AIM OF THE TASK: All of the data should be repeated exactly; pictures are not part of the copy.

DATA PROVIDED:
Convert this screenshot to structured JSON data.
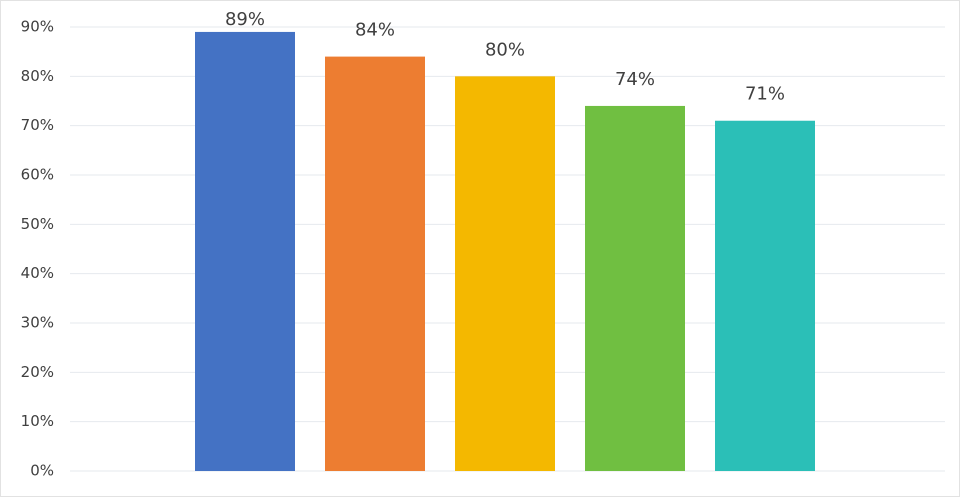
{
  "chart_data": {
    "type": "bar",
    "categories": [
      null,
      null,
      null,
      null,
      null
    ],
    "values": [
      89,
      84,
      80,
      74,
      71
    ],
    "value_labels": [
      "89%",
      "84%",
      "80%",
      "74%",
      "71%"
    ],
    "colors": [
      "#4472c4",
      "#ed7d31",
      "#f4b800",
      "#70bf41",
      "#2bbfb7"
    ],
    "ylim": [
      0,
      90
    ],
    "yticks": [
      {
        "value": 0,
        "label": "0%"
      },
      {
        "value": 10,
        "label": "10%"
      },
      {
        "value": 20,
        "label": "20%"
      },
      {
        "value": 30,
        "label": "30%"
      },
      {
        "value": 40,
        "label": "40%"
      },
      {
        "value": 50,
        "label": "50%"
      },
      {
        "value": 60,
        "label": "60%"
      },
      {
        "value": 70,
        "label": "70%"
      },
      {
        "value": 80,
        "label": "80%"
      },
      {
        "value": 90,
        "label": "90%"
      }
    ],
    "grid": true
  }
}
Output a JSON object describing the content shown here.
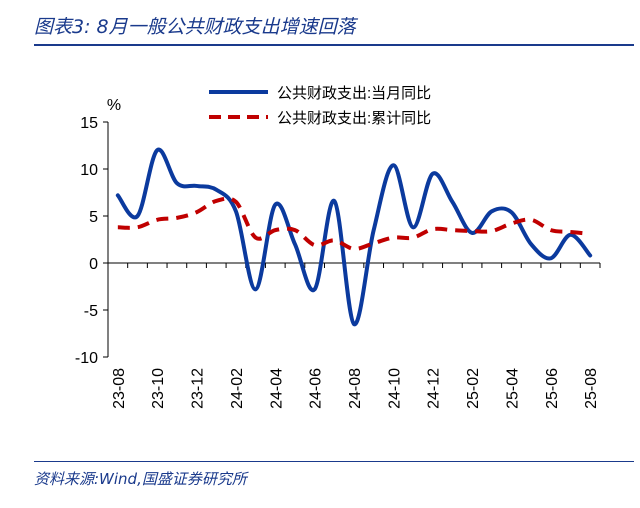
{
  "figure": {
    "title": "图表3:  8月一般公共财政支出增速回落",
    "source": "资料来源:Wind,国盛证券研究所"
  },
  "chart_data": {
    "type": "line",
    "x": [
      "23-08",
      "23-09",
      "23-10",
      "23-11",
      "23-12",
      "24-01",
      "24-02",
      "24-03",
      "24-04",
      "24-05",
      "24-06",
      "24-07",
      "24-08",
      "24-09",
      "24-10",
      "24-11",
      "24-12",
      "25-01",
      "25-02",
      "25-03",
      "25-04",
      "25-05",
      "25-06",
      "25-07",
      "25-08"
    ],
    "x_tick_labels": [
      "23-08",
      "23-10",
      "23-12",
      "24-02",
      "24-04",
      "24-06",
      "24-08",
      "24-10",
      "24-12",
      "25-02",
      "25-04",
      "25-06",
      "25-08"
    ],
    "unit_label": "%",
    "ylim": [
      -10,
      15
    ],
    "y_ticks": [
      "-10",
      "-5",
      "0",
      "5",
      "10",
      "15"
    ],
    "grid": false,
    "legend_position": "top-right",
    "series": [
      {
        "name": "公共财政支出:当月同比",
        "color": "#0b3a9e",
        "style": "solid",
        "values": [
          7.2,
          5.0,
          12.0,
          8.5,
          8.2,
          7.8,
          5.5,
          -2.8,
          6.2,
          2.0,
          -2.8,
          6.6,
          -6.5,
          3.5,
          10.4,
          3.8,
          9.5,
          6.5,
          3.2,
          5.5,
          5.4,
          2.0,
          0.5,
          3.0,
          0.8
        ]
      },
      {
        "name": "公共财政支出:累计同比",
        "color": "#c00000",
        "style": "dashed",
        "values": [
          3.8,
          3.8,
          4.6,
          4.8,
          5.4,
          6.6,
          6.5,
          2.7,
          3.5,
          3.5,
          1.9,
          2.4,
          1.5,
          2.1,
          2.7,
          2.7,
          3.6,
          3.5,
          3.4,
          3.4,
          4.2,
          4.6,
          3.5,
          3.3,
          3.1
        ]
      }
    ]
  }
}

OUTPUT OF THE EXERCISE:
Convert this screenshot to structured JSON data.
{
  "chart_data": {
    "type": "bar",
    "categories": [
      null,
      null,
      null,
      null,
      null
    ],
    "values": [
      89,
      84,
      80,
      74,
      71
    ],
    "value_labels": [
      "89%",
      "84%",
      "80%",
      "74%",
      "71%"
    ],
    "colors": [
      "#4472c4",
      "#ed7d31",
      "#f4b800",
      "#70bf41",
      "#2bbfb7"
    ],
    "ylim": [
      0,
      90
    ],
    "yticks": [
      {
        "value": 0,
        "label": "0%"
      },
      {
        "value": 10,
        "label": "10%"
      },
      {
        "value": 20,
        "label": "20%"
      },
      {
        "value": 30,
        "label": "30%"
      },
      {
        "value": 40,
        "label": "40%"
      },
      {
        "value": 50,
        "label": "50%"
      },
      {
        "value": 60,
        "label": "60%"
      },
      {
        "value": 70,
        "label": "70%"
      },
      {
        "value": 80,
        "label": "80%"
      },
      {
        "value": 90,
        "label": "90%"
      }
    ],
    "grid": true
  }
}
Output a JSON object describing the content shown here.
{
  "figure": {
    "title": "图表3:  8月一般公共财政支出增速回落",
    "source": "资料来源:Wind,国盛证券研究所"
  },
  "chart_data": {
    "type": "line",
    "x": [
      "23-08",
      "23-09",
      "23-10",
      "23-11",
      "23-12",
      "24-01",
      "24-02",
      "24-03",
      "24-04",
      "24-05",
      "24-06",
      "24-07",
      "24-08",
      "24-09",
      "24-10",
      "24-11",
      "24-12",
      "25-01",
      "25-02",
      "25-03",
      "25-04",
      "25-05",
      "25-06",
      "25-07",
      "25-08"
    ],
    "x_tick_labels": [
      "23-08",
      "23-10",
      "23-12",
      "24-02",
      "24-04",
      "24-06",
      "24-08",
      "24-10",
      "24-12",
      "25-02",
      "25-04",
      "25-06",
      "25-08"
    ],
    "unit_label": "%",
    "ylim": [
      -10,
      15
    ],
    "y_ticks": [
      "-10",
      "-5",
      "0",
      "5",
      "10",
      "15"
    ],
    "grid": false,
    "legend_position": "top-right",
    "series": [
      {
        "name": "公共财政支出:当月同比",
        "color": "#0b3a9e",
        "style": "solid",
        "values": [
          7.2,
          5.0,
          12.0,
          8.5,
          8.2,
          7.8,
          5.5,
          -2.8,
          6.2,
          2.0,
          -2.8,
          6.6,
          -6.5,
          3.5,
          10.4,
          3.8,
          9.5,
          6.5,
          3.2,
          5.5,
          5.4,
          2.0,
          0.5,
          3.0,
          0.8
        ]
      },
      {
        "name": "公共财政支出:累计同比",
        "color": "#c00000",
        "style": "dashed",
        "values": [
          3.8,
          3.8,
          4.6,
          4.8,
          5.4,
          6.6,
          6.5,
          2.7,
          3.5,
          3.5,
          1.9,
          2.4,
          1.5,
          2.1,
          2.7,
          2.7,
          3.6,
          3.5,
          3.4,
          3.4,
          4.2,
          4.6,
          3.5,
          3.3,
          3.1
        ]
      }
    ]
  }
}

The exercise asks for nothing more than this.